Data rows
◆ ◆ ◆
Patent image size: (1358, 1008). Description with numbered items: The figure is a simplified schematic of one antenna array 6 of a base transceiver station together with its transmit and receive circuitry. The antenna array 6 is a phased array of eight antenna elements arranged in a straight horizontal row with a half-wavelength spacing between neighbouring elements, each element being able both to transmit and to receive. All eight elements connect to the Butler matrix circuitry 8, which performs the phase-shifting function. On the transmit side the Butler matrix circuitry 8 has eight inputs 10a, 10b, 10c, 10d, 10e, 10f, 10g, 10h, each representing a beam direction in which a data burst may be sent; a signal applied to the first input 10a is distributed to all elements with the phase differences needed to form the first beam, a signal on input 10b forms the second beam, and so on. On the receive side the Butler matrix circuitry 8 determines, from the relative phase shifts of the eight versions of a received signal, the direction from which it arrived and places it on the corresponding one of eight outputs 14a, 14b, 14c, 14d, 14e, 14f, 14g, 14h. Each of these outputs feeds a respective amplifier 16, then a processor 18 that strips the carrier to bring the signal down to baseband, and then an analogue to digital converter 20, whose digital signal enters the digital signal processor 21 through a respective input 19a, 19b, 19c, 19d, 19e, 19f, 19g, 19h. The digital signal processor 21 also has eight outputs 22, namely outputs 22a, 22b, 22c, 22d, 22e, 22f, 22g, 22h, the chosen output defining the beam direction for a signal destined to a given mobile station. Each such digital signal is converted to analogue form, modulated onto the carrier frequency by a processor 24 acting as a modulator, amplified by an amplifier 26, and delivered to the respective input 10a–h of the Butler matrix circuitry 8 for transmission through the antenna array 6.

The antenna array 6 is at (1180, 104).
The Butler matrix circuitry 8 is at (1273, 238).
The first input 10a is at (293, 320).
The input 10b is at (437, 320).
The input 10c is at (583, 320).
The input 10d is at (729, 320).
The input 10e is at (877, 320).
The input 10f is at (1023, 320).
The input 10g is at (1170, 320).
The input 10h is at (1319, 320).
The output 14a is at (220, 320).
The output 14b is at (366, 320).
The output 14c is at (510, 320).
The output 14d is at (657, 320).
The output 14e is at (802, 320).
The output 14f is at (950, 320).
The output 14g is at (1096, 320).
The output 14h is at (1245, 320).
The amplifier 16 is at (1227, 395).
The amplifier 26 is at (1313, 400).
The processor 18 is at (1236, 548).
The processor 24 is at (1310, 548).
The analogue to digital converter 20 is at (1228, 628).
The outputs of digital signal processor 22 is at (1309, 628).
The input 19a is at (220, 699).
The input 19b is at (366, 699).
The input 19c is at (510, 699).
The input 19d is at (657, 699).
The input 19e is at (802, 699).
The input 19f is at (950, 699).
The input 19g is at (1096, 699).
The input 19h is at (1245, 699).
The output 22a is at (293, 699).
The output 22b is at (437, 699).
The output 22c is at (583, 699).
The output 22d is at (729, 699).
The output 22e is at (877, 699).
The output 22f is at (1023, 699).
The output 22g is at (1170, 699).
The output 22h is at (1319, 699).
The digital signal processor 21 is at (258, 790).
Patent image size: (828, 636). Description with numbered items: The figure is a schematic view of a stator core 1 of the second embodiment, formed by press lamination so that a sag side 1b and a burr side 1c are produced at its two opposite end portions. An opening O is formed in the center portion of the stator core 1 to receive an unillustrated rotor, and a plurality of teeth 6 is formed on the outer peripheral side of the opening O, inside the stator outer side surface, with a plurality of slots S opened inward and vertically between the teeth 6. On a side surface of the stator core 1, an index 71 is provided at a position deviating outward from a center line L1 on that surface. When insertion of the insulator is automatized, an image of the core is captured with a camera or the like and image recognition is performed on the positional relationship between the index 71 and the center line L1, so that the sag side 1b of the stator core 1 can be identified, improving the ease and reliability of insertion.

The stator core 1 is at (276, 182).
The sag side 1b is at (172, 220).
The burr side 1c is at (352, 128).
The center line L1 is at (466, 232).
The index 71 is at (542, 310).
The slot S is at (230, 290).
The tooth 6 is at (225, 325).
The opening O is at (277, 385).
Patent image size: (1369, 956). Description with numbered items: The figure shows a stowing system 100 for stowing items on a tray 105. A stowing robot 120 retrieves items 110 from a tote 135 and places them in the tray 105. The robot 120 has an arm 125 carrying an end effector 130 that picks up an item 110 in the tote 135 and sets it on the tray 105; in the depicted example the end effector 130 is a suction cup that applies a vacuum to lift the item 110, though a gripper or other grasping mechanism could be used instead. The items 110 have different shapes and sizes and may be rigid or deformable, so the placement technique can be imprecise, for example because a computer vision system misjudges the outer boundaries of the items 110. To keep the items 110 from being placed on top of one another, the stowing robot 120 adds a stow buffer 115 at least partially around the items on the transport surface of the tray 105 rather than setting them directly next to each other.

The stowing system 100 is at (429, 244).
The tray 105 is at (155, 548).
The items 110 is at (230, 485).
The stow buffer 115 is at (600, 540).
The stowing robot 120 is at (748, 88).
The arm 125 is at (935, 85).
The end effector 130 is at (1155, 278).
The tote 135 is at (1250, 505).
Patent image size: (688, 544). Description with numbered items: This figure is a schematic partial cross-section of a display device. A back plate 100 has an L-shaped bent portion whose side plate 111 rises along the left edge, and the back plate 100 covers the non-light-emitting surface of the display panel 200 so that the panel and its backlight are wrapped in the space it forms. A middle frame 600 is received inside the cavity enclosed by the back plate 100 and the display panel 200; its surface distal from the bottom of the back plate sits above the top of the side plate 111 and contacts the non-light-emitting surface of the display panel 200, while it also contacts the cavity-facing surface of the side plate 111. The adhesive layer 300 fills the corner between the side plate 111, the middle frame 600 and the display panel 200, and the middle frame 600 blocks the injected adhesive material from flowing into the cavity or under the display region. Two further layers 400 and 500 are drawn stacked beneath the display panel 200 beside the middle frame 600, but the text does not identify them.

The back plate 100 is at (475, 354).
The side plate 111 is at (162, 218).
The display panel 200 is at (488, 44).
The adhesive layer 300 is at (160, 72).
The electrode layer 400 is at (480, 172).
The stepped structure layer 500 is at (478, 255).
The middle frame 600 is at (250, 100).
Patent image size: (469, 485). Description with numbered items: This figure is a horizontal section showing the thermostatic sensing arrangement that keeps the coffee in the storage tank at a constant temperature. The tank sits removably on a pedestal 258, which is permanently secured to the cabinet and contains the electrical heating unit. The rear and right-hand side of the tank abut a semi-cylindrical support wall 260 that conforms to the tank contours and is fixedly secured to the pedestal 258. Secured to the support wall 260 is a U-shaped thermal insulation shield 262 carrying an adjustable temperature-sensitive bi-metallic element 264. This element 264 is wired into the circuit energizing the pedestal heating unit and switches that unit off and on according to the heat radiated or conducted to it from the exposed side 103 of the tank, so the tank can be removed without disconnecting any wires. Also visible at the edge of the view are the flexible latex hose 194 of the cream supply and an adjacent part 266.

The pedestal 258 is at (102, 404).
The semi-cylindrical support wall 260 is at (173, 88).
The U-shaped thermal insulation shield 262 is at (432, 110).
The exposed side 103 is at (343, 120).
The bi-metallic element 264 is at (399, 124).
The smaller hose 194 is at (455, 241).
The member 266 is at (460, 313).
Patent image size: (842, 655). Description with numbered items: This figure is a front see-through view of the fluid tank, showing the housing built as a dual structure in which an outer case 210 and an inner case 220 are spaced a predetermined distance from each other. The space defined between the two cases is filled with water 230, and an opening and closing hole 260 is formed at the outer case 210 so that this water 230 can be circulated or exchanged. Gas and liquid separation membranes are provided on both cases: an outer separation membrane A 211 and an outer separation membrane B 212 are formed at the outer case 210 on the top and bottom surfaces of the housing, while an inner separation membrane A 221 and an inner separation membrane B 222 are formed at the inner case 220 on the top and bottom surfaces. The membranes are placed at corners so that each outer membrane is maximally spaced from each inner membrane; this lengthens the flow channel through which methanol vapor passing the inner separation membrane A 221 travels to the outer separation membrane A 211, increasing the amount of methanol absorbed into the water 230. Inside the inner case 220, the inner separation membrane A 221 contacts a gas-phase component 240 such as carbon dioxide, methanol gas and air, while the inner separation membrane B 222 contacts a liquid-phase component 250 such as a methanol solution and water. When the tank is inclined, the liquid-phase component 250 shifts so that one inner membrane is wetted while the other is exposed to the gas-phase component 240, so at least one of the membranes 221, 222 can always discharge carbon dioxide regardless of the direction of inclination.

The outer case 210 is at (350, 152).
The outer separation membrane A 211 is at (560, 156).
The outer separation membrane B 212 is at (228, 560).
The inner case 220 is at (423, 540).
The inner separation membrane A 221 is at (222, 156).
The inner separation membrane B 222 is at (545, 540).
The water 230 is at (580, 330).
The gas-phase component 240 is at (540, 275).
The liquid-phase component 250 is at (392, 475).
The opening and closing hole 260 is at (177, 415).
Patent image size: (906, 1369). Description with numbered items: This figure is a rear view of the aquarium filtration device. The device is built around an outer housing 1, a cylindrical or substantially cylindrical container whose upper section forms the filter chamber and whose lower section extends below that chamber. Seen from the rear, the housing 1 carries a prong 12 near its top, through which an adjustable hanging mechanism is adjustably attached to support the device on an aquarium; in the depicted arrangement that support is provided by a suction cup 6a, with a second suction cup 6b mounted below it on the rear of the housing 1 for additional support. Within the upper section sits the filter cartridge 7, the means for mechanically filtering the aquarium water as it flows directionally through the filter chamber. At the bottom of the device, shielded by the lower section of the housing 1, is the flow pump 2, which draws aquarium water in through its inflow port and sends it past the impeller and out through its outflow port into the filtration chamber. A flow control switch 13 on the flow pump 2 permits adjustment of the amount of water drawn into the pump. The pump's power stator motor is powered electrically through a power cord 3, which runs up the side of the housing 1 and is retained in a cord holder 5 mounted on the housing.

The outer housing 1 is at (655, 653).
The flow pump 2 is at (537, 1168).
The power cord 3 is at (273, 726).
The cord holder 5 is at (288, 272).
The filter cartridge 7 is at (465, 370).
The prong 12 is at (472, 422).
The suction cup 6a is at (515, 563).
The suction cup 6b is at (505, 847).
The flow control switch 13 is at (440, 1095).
◆ ◆ ◆
_AIM OF THE EXERCISE_.
Reproduce verbatim the rows beginning with the line containing "Patent image size: (842, 655)." and ending with the line containing "The inner separation membrane A 221 is", including both of those lines.

_OUTPUT BELOW_.
Patent image size: (842, 655). Description with numbered items: This figure is a front see-through view of the fluid tank, showing the housing built as a dual structure in which an outer case 210 and an inner case 220 are spaced a predetermined distance from each other. The space defined between the two cases is filled with water 230, and an opening and closing hole 260 is formed at the outer case 210 so that this water 230 can be circulated or exchanged. Gas and liquid separation membranes are provided on both cases: an outer separation membrane A 211 and an outer separation membrane B 212 are formed at the outer case 210 on the top and bottom surfaces of the housing, while an inner separation membrane A 221 and an inner separation membrane B 222 are formed at the inner case 220 on the top and bottom surfaces. The membranes are placed at corners so that each outer membrane is maximally spaced from each inner membrane; this lengthens the flow channel through which methanol vapor passing the inner separation membrane A 221 travels to the outer separation membrane A 211, increasing the amount of methanol absorbed into the water 230. Inside the inner case 220, the inner separation membrane A 221 contacts a gas-phase component 240 such as carbon dioxide, methanol gas and air, while the inner separation membrane B 222 contacts a liquid-phase component 250 such as a methanol solution and water. When the tank is inclined, the liquid-phase component 250 shifts so that one inner membrane is wetted while the other is exposed to the gas-phase component 240, so at least one of the membranes 221, 222 can always discharge carbon dioxide regardless of the direction of inclination.

The outer case 210 is at (350, 152).
The outer separation membrane A 211 is at (560, 156).
The outer separation membrane B 212 is at (228, 560).
The inner case 220 is at (423, 540).
The inner separation membrane A 221 is at (222, 156).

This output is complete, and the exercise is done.